(Beginning of The data)

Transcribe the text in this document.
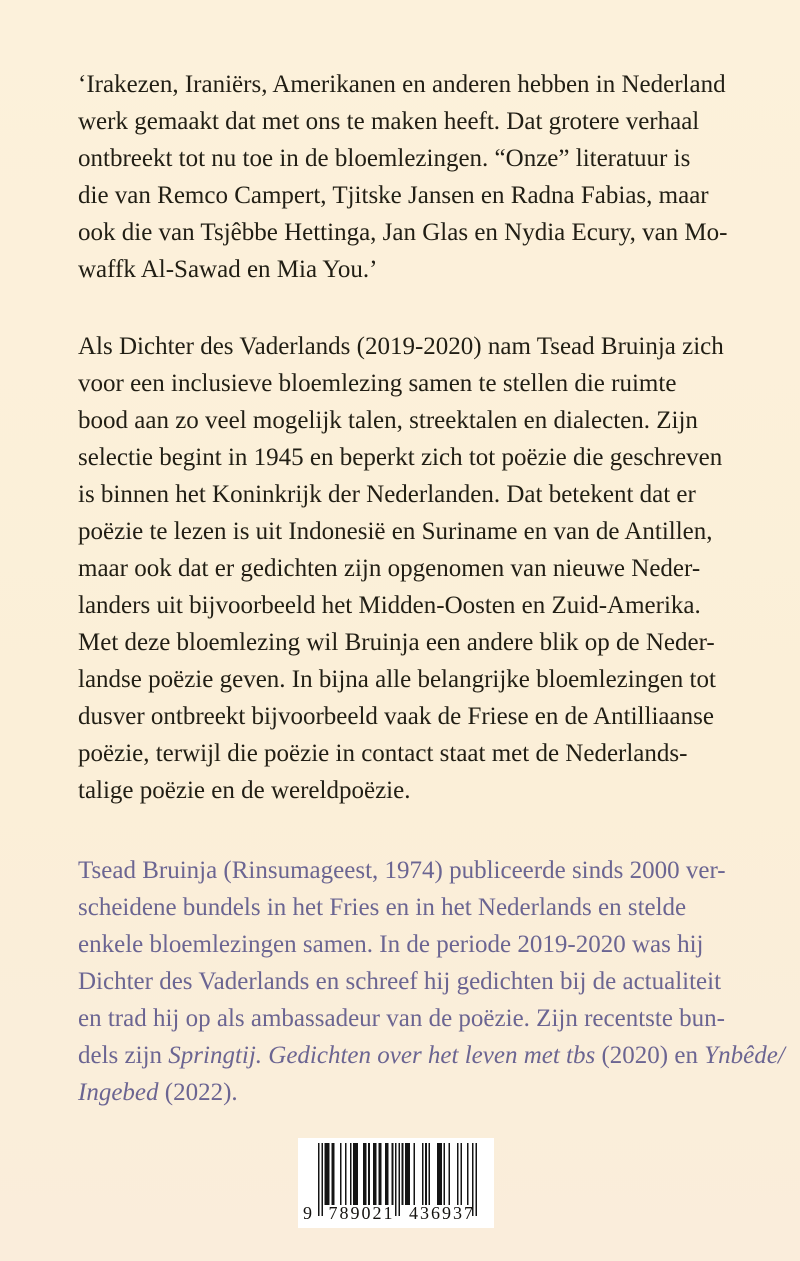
‘Irakezen, Iraniërs, Amerikanen en anderen hebben in Nederland
werk gemaakt dat met ons te maken heeft. Dat grotere verhaal
ontbreekt tot nu toe in de bloemlezingen. “Onze” literatuur is
die van Remco Campert, Tjitske Jansen en Radna Fabias, maar
ook die van Tsjêbbe Hettinga, Jan Glas en Nydia Ecury, van Mo-
waffk Al-Sawad en Mia You.’
Als Dichter des Vaderlands (2019-2020) nam Tsead Bruinja zich
voor een inclusieve bloemlezing samen te stellen die ruimte
bood aan zo veel mogelijk talen, streektalen en dialecten. Zijn
selectie begint in 1945 en beperkt zich tot poëzie die geschreven
is binnen het Koninkrijk der Nederlanden. Dat betekent dat er
poëzie te lezen is uit Indonesië en Suriname en van de Antillen,
maar ook dat er gedichten zijn opgenomen van nieuwe Neder-
landers uit bijvoorbeeld het Midden-Oosten en Zuid-Amerika.
Met deze bloemlezing wil Bruinja een andere blik op de Neder-
landse poëzie geven. In bijna alle belangrijke bloemlezingen tot
dusver ontbreekt bijvoorbeeld vaak de Friese en de Antilliaanse
poëzie, terwijl die poëzie in contact staat met de Nederlands-
talige poëzie en de wereldpoëzie.
Tsead Bruinja (Rinsumageest, 1974) publiceerde sinds 2000 ver-
scheidene bundels in het Fries en in het Nederlands en stelde
enkele bloemlezingen samen. In de periode 2019-2020 was hij
Dichter des Vaderlands en schreef hij gedichten bij de actualiteit
en trad hij op als ambassadeur van de poëzie. Zijn recentste bun-
dels zijn Springtij. Gedichten over het leven met tbs (2020) en Ynbêde/
Ingebed (2022).
9 789021 436937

(End of The data)

*Task objective*
Which lines in the records above include the word "Dichter"? Copy them out.

*Solution to this exercise*
Als Dichter des Vaderlands (2019-2020) nam Tsead Bruinja zich
Dichter des Vaderlands en schreef hij gedichten bij de actualiteit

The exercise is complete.